The records should be written out in full, with nothing altered.

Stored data
======
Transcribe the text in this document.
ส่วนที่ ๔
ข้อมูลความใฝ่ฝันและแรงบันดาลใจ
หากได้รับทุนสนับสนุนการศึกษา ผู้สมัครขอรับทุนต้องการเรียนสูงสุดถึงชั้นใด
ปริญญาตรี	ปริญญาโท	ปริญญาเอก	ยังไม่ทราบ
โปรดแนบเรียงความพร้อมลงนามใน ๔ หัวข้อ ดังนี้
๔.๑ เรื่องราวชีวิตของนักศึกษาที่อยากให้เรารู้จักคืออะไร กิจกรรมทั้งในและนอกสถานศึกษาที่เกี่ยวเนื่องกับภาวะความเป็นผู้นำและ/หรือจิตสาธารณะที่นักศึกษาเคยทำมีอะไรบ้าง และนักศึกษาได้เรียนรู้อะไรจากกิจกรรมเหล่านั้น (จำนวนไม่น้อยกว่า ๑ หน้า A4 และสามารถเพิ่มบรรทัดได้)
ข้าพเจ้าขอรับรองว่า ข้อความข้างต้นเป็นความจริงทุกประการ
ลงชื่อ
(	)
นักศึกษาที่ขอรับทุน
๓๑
======
Final answer:
Transcribe the text in this document.
ส่วนที่ ๔
ข้อมูลความใฝ่ฝันและแรงบันดาลใจ
หากได้รับทุนสนับสนุนการศึกษา ผู้สมัครขอรับทุนต้องการเรียนสูงสุดถึงชั้นใด
ปริญญาตรี	ปริญญาโท	ปริญญาเอก	ยังไม่ทราบ
โปรดแนบเรียงความพร้อมลงนามใน ๔ หัวข้อ ดังนี้
๔.๑ เรื่องราวชีวิตของนักศึกษาที่อยากให้เรารู้จักคืออะไร กิจกรรมทั้งในและนอกสถานศึกษาที่เกี่ยวเนื่องกับภาวะความเป็นผู้นำและ/หรือจิตสาธารณะที่นักศึกษาเคยทำมีอะไรบ้าง และนักศึกษาได้เรียนรู้อะไรจากกิจกรรมเหล่านั้น (จำนวนไม่น้อยกว่า ๑ หน้า A4 และสามารถเพิ่มบรรทัดได้)
ข้าพเจ้าขอรับรองว่า ข้อความข้างต้นเป็นความจริงทุกประการ
ลงชื่อ
(	)
นักศึกษาที่ขอรับทุน
๓๑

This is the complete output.